— start DATA ROWS —

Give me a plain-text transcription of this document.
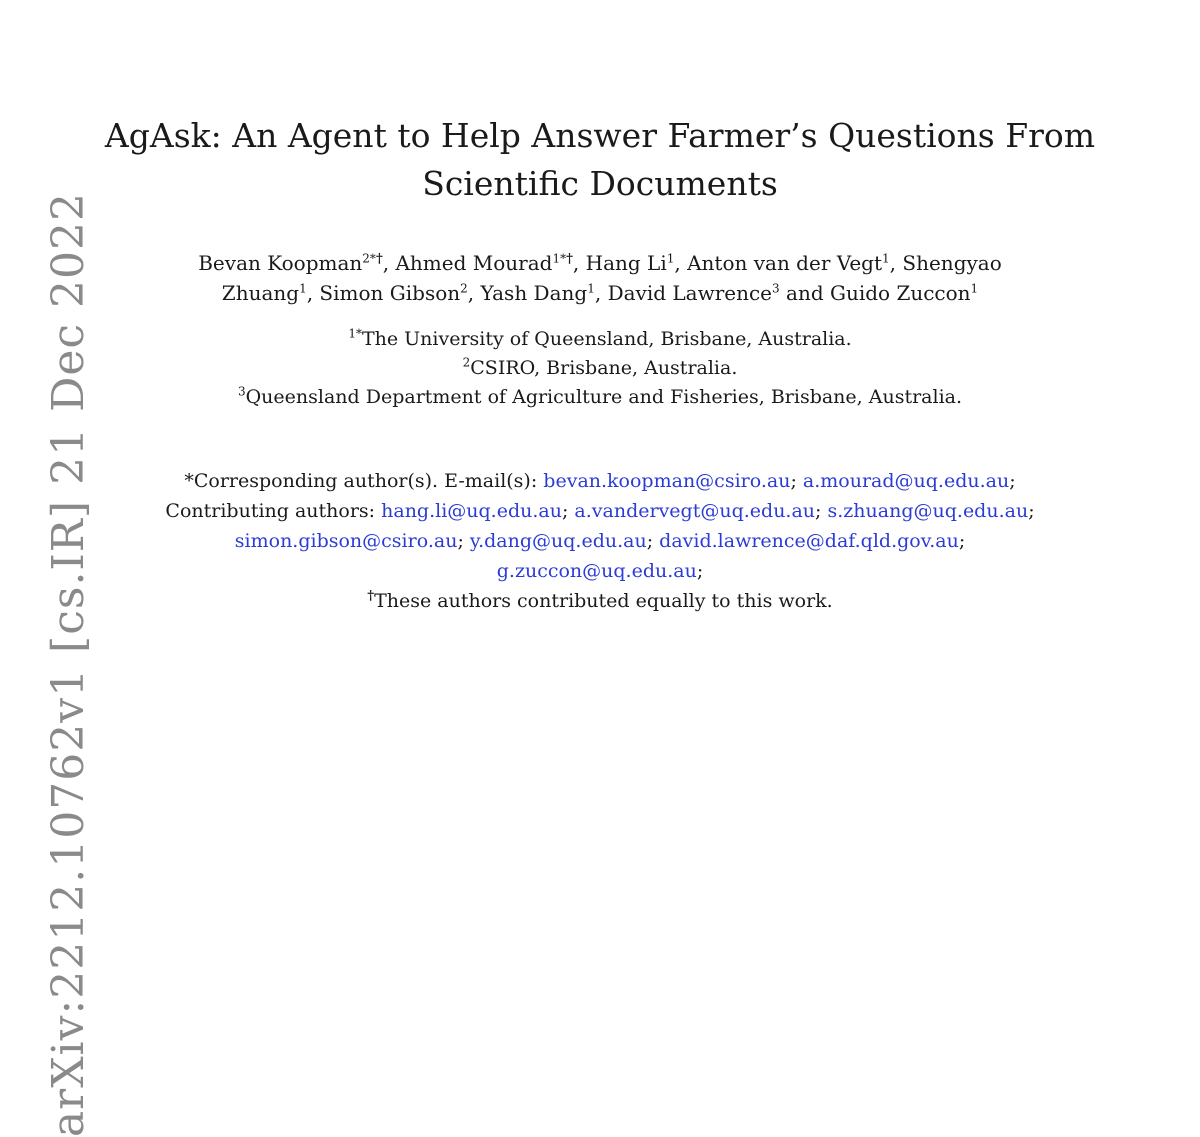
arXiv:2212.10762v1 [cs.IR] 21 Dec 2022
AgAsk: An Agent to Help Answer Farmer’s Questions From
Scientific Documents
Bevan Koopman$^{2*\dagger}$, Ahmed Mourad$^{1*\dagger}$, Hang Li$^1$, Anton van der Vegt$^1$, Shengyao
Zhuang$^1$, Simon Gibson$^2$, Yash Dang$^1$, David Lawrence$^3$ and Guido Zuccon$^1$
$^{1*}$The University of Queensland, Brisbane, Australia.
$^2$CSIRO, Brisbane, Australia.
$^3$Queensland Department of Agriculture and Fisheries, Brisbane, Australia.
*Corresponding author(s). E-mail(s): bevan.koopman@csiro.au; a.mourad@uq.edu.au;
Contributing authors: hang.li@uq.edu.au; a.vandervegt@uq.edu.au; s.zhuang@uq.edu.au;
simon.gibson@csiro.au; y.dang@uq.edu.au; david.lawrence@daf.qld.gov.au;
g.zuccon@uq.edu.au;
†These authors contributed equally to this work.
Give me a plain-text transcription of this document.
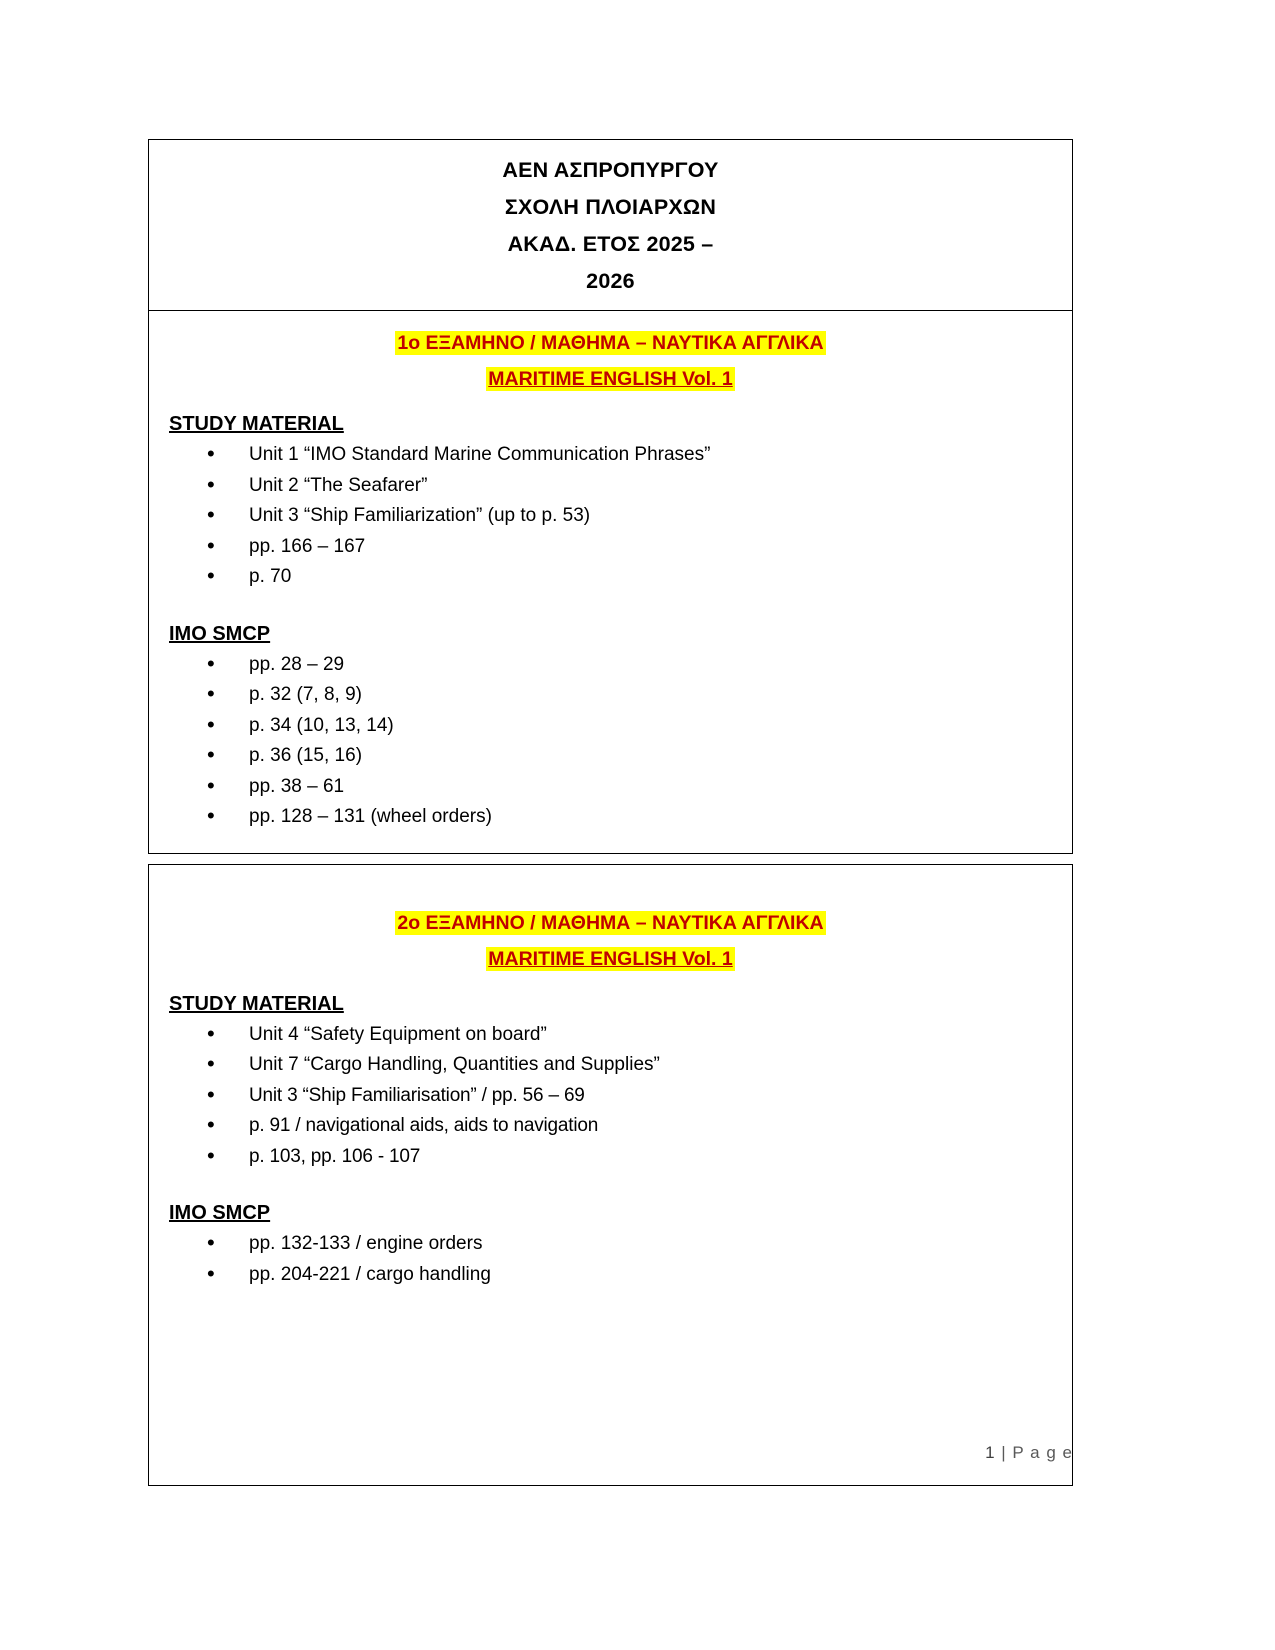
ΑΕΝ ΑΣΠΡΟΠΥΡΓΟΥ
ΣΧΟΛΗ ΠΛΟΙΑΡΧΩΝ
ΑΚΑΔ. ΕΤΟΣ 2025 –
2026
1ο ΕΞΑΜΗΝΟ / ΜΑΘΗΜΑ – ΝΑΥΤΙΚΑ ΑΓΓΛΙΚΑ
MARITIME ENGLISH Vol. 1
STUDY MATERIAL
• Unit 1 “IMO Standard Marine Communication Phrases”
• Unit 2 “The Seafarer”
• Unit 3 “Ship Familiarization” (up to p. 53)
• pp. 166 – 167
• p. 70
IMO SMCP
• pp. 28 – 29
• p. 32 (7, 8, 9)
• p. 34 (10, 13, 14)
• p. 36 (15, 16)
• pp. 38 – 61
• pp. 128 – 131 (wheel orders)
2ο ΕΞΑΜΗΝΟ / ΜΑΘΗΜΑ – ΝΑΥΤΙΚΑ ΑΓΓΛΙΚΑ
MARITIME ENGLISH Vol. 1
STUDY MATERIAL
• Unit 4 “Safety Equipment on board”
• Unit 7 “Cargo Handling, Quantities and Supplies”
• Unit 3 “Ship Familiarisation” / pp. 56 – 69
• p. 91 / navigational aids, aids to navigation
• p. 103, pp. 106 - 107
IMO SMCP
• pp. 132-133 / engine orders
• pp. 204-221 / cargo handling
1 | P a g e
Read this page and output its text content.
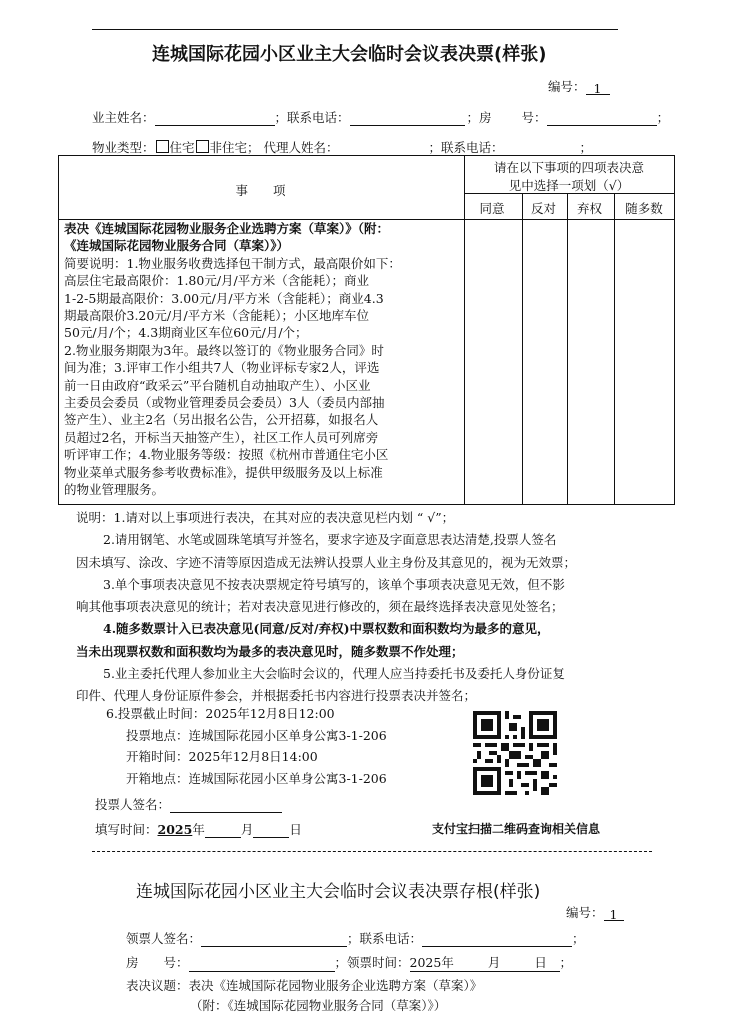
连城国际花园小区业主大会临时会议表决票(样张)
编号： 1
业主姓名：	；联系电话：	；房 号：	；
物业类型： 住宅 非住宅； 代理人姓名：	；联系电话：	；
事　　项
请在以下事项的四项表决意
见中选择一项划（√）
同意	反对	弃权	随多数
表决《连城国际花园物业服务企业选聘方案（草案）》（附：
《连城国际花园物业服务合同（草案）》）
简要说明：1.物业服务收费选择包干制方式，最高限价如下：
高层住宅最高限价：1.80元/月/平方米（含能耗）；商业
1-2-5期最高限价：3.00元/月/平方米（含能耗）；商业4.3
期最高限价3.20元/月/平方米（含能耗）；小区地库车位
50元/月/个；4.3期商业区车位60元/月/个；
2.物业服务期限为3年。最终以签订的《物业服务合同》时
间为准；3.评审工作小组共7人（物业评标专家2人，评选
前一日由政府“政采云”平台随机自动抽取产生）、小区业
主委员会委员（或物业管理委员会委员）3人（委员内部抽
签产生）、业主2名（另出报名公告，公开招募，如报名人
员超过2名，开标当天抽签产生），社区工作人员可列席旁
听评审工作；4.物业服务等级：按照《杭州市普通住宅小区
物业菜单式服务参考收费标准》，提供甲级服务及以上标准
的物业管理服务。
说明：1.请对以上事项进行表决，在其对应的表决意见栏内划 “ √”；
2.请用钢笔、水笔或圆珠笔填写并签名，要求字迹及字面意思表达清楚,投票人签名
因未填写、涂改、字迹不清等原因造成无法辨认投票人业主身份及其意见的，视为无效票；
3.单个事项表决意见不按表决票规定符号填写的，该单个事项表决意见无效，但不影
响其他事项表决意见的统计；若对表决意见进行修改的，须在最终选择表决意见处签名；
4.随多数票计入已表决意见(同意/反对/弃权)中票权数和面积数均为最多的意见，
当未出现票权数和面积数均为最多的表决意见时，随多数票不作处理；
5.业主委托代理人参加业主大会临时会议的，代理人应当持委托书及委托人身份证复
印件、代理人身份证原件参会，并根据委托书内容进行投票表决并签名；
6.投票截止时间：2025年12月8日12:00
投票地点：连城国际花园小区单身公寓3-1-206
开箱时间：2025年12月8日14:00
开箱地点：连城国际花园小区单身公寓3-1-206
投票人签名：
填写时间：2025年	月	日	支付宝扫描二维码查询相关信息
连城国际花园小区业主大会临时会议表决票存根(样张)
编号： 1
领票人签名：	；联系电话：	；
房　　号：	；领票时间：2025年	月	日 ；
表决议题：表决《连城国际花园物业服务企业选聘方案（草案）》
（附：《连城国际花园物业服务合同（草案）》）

— end DATA ROWS —

State only the number of lines in these entries that contain "Unit".

> **ANSWER BELOW**: 6